**Exercise brief**
Print the entries below word for word; the pictures stay out of your copy.

===== Extracted entries

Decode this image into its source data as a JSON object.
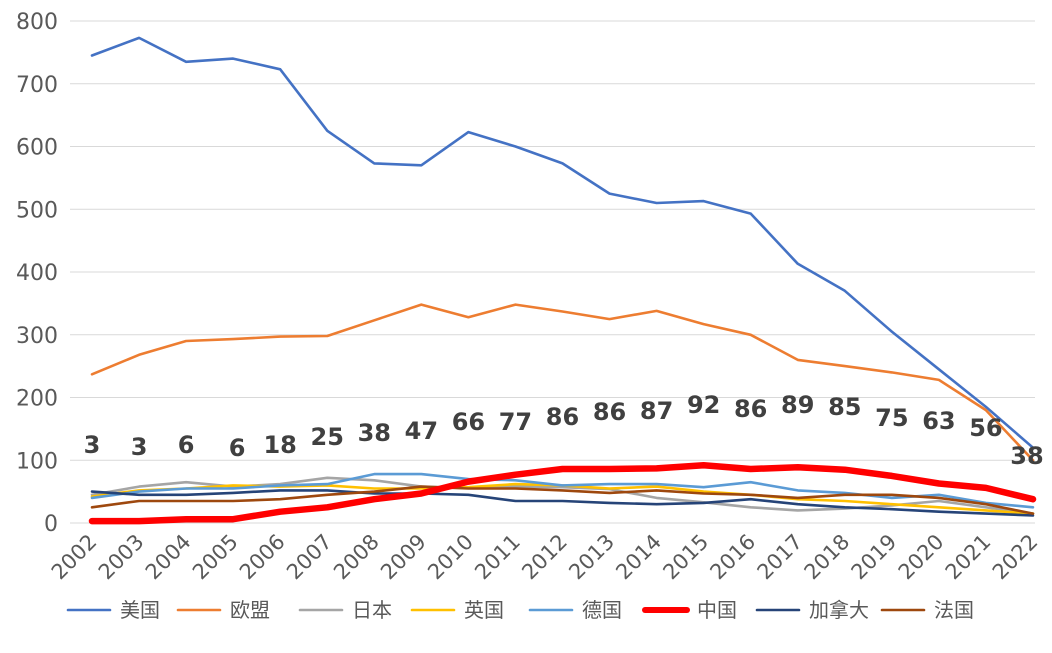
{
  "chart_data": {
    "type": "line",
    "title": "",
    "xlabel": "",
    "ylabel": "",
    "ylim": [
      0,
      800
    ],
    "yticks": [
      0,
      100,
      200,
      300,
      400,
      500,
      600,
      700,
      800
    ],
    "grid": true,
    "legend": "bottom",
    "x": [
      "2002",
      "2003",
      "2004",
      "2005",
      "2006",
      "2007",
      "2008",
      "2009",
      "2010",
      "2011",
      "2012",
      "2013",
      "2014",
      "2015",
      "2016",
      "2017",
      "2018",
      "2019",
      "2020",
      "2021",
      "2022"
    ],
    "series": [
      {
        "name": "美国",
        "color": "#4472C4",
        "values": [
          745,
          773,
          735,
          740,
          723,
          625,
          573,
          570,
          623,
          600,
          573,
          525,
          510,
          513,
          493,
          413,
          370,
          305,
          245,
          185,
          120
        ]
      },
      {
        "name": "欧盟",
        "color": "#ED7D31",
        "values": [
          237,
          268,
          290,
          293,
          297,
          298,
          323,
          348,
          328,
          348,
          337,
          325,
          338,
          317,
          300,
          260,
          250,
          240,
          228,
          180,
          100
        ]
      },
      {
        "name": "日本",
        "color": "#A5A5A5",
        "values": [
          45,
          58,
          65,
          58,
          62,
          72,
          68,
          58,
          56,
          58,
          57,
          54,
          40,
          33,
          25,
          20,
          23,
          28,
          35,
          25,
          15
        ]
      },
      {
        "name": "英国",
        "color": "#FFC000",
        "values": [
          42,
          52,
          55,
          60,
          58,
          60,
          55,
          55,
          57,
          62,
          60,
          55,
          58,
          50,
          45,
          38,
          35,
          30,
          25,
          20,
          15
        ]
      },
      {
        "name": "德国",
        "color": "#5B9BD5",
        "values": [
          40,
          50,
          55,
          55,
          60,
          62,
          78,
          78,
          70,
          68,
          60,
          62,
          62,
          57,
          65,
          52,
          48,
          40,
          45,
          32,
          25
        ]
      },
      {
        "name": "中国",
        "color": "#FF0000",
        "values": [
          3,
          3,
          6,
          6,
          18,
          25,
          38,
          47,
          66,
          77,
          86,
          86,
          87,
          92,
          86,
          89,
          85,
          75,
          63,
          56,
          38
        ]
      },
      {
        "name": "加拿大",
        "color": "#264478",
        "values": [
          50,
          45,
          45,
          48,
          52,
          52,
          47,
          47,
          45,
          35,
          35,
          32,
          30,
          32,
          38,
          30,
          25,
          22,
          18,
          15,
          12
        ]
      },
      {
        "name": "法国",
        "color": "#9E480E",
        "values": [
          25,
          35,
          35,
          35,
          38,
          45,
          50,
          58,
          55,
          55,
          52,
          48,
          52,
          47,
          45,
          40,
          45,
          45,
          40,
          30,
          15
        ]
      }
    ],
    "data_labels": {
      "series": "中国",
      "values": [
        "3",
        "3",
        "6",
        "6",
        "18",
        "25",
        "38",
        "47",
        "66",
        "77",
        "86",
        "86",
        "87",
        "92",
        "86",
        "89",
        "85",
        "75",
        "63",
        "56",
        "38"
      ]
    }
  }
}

==========

**Completed task**
Decode this image into its source data as a JSON object.
{
  "chart_data": {
    "type": "line",
    "title": "",
    "xlabel": "",
    "ylabel": "",
    "ylim": [
      0,
      800
    ],
    "yticks": [
      0,
      100,
      200,
      300,
      400,
      500,
      600,
      700,
      800
    ],
    "grid": true,
    "legend": "bottom",
    "x": [
      "2002",
      "2003",
      "2004",
      "2005",
      "2006",
      "2007",
      "2008",
      "2009",
      "2010",
      "2011",
      "2012",
      "2013",
      "2014",
      "2015",
      "2016",
      "2017",
      "2018",
      "2019",
      "2020",
      "2021",
      "2022"
    ],
    "series": [
      {
        "name": "美国",
        "color": "#4472C4",
        "values": [
          745,
          773,
          735,
          740,
          723,
          625,
          573,
          570,
          623,
          600,
          573,
          525,
          510,
          513,
          493,
          413,
          370,
          305,
          245,
          185,
          120
        ]
      },
      {
        "name": "欧盟",
        "color": "#ED7D31",
        "values": [
          237,
          268,
          290,
          293,
          297,
          298,
          323,
          348,
          328,
          348,
          337,
          325,
          338,
          317,
          300,
          260,
          250,
          240,
          228,
          180,
          100
        ]
      },
      {
        "name": "日本",
        "color": "#A5A5A5",
        "values": [
          45,
          58,
          65,
          58,
          62,
          72,
          68,
          58,
          56,
          58,
          57,
          54,
          40,
          33,
          25,
          20,
          23,
          28,
          35,
          25,
          15
        ]
      },
      {
        "name": "英国",
        "color": "#FFC000",
        "values": [
          42,
          52,
          55,
          60,
          58,
          60,
          55,
          55,
          57,
          62,
          60,
          55,
          58,
          50,
          45,
          38,
          35,
          30,
          25,
          20,
          15
        ]
      },
      {
        "name": "德国",
        "color": "#5B9BD5",
        "values": [
          40,
          50,
          55,
          55,
          60,
          62,
          78,
          78,
          70,
          68,
          60,
          62,
          62,
          57,
          65,
          52,
          48,
          40,
          45,
          32,
          25
        ]
      },
      {
        "name": "中国",
        "color": "#FF0000",
        "values": [
          3,
          3,
          6,
          6,
          18,
          25,
          38,
          47,
          66,
          77,
          86,
          86,
          87,
          92,
          86,
          89,
          85,
          75,
          63,
          56,
          38
        ]
      },
      {
        "name": "加拿大",
        "color": "#264478",
        "values": [
          50,
          45,
          45,
          48,
          52,
          52,
          47,
          47,
          45,
          35,
          35,
          32,
          30,
          32,
          38,
          30,
          25,
          22,
          18,
          15,
          12
        ]
      },
      {
        "name": "法国",
        "color": "#9E480E",
        "values": [
          25,
          35,
          35,
          35,
          38,
          45,
          50,
          58,
          55,
          55,
          52,
          48,
          52,
          47,
          45,
          40,
          45,
          45,
          40,
          30,
          15
        ]
      }
    ],
    "data_labels": {
      "series": "中国",
      "values": [
        "3",
        "3",
        "6",
        "6",
        "18",
        "25",
        "38",
        "47",
        "66",
        "77",
        "86",
        "86",
        "87",
        "92",
        "86",
        "89",
        "85",
        "75",
        "63",
        "56",
        "38"
      ]
    }
  }
}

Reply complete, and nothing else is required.